▶ **TASK DETAILS**
Set down the entry on the album Mis Ídolos, Hoy Mis Amigos!!!, which appears below ahead of the material, in full and word for word.

++++ PASSAGE SHOWN

Studio album by Julión Álvarez y su Norteño Banda
- Released: April 8, 2016
- Genre: Banda
- Length: 1:02:33
- Language: Spanish
- Label: Fonovisa
- Producer: Julión Álvarez (executive)

Julión Álvarez y su Norteño Banda chronology
| El Aferrado (2015) | Mis Ídolos, Hoy Mis Amigos!!! (2016) | Ni Diablo, Ni Santo (2017) |

Singles from Mis Ídolos, Hoy Mis Amigos!!!
- "El Guitarrero" Released: April 1, 2016; "Hay Amores" Released: April 1, 2016; "Cariñito Cariñito" Released: April 1, 2016;

= Mis Ídolos, Hoy Mis Amigos!!! =

Mis Ídolos, Hoy Mis Amigos!!! (My Idols, Today My Friends!!!) is the ninth studio album by Mexican group Julión Álvarez y su Norteño Banda, released on April 8, 2016, by Fonovisa Records. The album was produced by Álvarez and features a mixture of banda and norteño music. The first three tracks are originals sung as duets with El Coyote ("El Guitarrero"), Pancho Barraza ("Hay Amores"), and Julio Preciado ("Cariñito Cariñito"). The other seventeen tracks are covers of El Coyote's, Barraza's, and Preciado's songs.

++++++++
++++ RECORD SET

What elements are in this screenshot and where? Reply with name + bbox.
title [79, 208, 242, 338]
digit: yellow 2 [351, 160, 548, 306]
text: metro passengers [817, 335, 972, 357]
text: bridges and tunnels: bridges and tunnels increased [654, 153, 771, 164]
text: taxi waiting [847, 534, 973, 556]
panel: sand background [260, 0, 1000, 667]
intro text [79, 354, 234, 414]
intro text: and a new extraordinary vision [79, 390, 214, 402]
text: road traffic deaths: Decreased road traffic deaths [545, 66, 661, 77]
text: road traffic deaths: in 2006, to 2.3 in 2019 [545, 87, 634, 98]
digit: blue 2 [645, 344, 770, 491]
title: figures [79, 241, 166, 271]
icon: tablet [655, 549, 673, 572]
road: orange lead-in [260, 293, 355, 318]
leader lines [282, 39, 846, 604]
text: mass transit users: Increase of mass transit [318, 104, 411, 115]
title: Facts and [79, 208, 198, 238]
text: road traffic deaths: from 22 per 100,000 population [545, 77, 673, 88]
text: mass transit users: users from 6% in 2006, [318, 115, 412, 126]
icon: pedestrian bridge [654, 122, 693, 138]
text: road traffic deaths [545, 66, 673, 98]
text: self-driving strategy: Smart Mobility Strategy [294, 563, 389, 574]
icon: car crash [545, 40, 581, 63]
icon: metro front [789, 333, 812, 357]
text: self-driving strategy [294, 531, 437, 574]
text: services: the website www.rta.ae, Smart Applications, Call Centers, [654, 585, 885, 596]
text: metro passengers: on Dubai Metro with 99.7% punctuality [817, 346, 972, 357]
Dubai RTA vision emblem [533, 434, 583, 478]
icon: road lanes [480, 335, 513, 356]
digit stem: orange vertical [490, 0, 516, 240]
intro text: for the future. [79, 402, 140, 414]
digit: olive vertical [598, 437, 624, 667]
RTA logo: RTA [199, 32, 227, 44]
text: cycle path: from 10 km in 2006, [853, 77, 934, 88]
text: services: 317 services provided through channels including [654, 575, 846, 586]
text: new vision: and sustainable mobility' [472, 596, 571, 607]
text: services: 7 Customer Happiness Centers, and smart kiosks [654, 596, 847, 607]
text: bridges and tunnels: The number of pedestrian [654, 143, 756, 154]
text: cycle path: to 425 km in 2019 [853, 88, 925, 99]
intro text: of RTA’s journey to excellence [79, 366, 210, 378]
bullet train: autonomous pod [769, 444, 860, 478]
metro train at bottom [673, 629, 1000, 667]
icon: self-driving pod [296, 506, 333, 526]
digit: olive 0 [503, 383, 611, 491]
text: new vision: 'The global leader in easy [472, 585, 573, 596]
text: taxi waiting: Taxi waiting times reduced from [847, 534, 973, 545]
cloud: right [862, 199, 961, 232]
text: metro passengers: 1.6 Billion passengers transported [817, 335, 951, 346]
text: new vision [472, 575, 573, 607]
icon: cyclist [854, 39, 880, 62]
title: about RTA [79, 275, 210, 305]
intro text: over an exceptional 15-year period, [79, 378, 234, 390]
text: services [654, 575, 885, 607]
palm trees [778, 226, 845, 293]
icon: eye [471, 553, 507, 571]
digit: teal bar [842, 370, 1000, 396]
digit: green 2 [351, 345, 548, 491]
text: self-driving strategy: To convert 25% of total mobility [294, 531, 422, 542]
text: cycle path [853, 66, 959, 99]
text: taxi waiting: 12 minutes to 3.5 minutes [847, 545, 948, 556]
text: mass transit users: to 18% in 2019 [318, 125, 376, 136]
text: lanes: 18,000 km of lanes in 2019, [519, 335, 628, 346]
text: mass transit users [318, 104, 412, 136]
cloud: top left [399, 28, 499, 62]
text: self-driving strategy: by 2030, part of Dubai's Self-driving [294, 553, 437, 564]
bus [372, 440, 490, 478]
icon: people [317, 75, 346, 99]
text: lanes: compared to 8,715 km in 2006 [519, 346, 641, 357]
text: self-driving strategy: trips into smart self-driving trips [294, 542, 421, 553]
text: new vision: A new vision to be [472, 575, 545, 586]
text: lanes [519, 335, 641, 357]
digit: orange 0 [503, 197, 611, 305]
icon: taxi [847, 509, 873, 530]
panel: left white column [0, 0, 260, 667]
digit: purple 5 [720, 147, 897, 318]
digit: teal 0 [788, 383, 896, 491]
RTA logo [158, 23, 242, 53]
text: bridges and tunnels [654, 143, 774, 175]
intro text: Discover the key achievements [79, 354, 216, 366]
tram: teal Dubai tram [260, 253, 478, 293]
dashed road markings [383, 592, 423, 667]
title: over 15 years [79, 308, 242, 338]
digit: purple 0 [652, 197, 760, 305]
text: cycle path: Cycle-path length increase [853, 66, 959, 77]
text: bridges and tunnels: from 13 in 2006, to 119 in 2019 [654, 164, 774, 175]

++++++++

▶ **TASK OUTPUT**
Studio album by Julión Álvarez y su Norteño Banda
- Released: April 8, 2016
- Genre: Banda
- Length: 1:02:33
- Language: Spanish
- Label: Fonovisa
- Producer: Julión Álvarez (executive)

Julión Álvarez y su Norteño Banda chronology
| El Aferrado (2015) | Mis Ídolos, Hoy Mis Amigos!!! (2016) | Ni Diablo, Ni Santo (2017) |

Singles from Mis Ídolos, Hoy Mis Amigos!!!
- "El Guitarrero" Released: April 1, 2016; "Hay Amores" Released: April 1, 2016; "Cariñito Cariñito" Released: April 1, 2016;

= Mis Ídolos, Hoy Mis Amigos!!! =

Mis Ídolos, Hoy Mis Amigos!!! (My Idols, Today My Friends!!!) is the ninth studio album by Mexican group Julión Álvarez y su Norteño Banda, released on April 8, 2016, by Fonovisa Records. The album was produced by Álvarez and features a mixture of banda and norteño music. The first three tracks are originals sung as duets with El Coyote ("El Guitarrero"), Pancho Barraza ("Hay Amores"), and Julio Preciado ("Cariñito Cariñito"). The other seventeen tracks are covers of El Coyote's, Barraza's, and Preciado's songs.